-- START OF ENTRIES SHOWN --

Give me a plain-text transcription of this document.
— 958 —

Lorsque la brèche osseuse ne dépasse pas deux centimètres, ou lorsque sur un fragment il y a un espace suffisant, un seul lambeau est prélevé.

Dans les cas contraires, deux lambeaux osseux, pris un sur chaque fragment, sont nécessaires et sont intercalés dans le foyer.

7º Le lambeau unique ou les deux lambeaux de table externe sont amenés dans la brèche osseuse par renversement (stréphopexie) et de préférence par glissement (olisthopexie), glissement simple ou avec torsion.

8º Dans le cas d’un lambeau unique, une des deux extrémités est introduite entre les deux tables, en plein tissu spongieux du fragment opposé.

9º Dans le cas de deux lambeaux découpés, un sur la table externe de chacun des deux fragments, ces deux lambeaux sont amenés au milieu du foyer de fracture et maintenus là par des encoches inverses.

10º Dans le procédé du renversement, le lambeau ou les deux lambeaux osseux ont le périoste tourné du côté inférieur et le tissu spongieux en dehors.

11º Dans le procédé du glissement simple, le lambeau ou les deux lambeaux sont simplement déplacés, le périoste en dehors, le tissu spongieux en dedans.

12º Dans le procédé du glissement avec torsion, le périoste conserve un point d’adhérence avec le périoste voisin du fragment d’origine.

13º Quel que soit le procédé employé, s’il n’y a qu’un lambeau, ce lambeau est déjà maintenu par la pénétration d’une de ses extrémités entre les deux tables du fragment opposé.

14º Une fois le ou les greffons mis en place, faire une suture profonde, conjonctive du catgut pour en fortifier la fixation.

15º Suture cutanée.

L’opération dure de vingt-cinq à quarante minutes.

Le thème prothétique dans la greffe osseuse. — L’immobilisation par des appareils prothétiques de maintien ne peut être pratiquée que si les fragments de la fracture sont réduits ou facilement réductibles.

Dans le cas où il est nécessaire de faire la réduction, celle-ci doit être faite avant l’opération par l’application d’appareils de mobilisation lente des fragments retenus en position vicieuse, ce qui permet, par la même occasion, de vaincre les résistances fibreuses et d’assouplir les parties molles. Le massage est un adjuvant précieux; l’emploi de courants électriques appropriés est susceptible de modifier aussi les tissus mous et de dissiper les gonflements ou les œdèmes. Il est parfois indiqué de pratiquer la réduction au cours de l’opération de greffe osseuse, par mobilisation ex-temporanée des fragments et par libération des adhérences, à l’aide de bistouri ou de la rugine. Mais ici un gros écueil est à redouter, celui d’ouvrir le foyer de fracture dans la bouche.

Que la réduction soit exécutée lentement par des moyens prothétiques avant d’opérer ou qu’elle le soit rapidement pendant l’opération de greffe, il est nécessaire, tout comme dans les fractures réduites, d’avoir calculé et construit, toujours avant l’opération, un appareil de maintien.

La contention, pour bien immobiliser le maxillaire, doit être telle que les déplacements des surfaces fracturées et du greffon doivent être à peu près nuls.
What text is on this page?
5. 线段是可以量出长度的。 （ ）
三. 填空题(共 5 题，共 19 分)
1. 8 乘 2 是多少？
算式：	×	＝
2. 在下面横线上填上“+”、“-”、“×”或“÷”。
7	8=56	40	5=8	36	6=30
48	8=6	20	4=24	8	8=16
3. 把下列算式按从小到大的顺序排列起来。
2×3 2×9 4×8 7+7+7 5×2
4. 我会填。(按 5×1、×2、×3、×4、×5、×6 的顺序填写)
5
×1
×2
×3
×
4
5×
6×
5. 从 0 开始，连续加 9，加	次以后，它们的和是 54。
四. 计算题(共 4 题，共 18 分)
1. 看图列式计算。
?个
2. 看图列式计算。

-- END OF ENTRIES SHOWN --

### THE TASK
Transcribe every entry exactly.

### ANSWER FOR THIS EXERCISE
Give me a plain-text transcription of this document.
— 958 —

Lorsque la brèche osseuse ne dépasse pas deux centimètres, ou lorsque sur un fragment il y a un espace suffisant, un seul lambeau est prélevé.

Dans les cas contraires, deux lambeaux osseux, pris un sur chaque fragment, sont nécessaires et sont intercalés dans le foyer.

7º Le lambeau unique ou les deux lambeaux de table externe sont amenés dans la brèche osseuse par renversement (stréphopexie) et de préférence par glissement (olisthopexie), glissement simple ou avec torsion.

8º Dans le cas d’un lambeau unique, une des deux extrémités est introduite entre les deux tables, en plein tissu spongieux du fragment opposé.

9º Dans le cas de deux lambeaux découpés, un sur la table externe de chacun des deux fragments, ces deux lambeaux sont amenés au milieu du foyer de fracture et maintenus là par des encoches inverses.

10º Dans le procédé du renversement, le lambeau ou les deux lambeaux osseux ont le périoste tourné du côté inférieur et le tissu spongieux en dehors.

11º Dans le procédé du glissement simple, le lambeau ou les deux lambeaux sont simplement déplacés, le périoste en dehors, le tissu spongieux en dedans.

12º Dans le procédé du glissement avec torsion, le périoste conserve un point d’adhérence avec le périoste voisin du fragment d’origine.

13º Quel que soit le procédé employé, s’il n’y a qu’un lambeau, ce lambeau est déjà maintenu par la pénétration d’une de ses extrémités entre les deux tables du fragment opposé.

14º Une fois le ou les greffons mis en place, faire une suture profonde, conjonctive du catgut pour en fortifier la fixation.

15º Suture cutanée.

L’opération dure de vingt-cinq à quarante minutes.

Le thème prothétique dans la greffe osseuse. — L’immobilisation par des appareils prothétiques de maintien ne peut être pratiquée que si les fragments de la fracture sont réduits ou facilement réductibles.

Dans le cas où il est nécessaire de faire la réduction, celle-ci doit être faite avant l’opération par l’application d’appareils de mobilisation lente des fragments retenus en position vicieuse, ce qui permet, par la même occasion, de vaincre les résistances fibreuses et d’assouplir les parties molles. Le massage est un adjuvant précieux; l’emploi de courants électriques appropriés est susceptible de modifier aussi les tissus mous et de dissiper les gonflements ou les œdèmes. Il est parfois indiqué de pratiquer la réduction au cours de l’opération de greffe osseuse, par mobilisation ex-temporanée des fragments et par libération des adhérences, à l’aide de bistouri ou de la rugine. Mais ici un gros écueil est à redouter, celui d’ouvrir le foyer de fracture dans la bouche.

Que la réduction soit exécutée lentement par des moyens prothétiques avant d’opérer ou qu’elle le soit rapidement pendant l’opération de greffe, il est nécessaire, tout comme dans les fractures réduites, d’avoir calculé et construit, toujours avant l’opération, un appareil de maintien.

La contention, pour bien immobiliser le maxillaire, doit être telle que les déplacements des surfaces fracturées et du greffon doivent être à peu près nuls.
What text is on this page?
5. 线段是可以量出长度的。 （ ）
三. 填空题(共 5 题，共 19 分)
1. 8 乘 2 是多少？
算式：	×	＝
2. 在下面横线上填上“+”、“-”、“×”或“÷”。
7	8=56	40	5=8	36	6=30
48	8=6	20	4=24	8	8=16
3. 把下列算式按从小到大的顺序排列起来。
2×3 2×9 4×8 7+7+7 5×2
4. 我会填。(按 5×1、×2、×3、×4、×5、×6 的顺序填写)
5
×1
×2
×3
×
4
5×
6×
5. 从 0 开始，连续加 9，加	次以后，它们的和是 54。
四. 计算题(共 4 题，共 18 分)
1. 看图列式计算。
?个
2. 看图列式计算。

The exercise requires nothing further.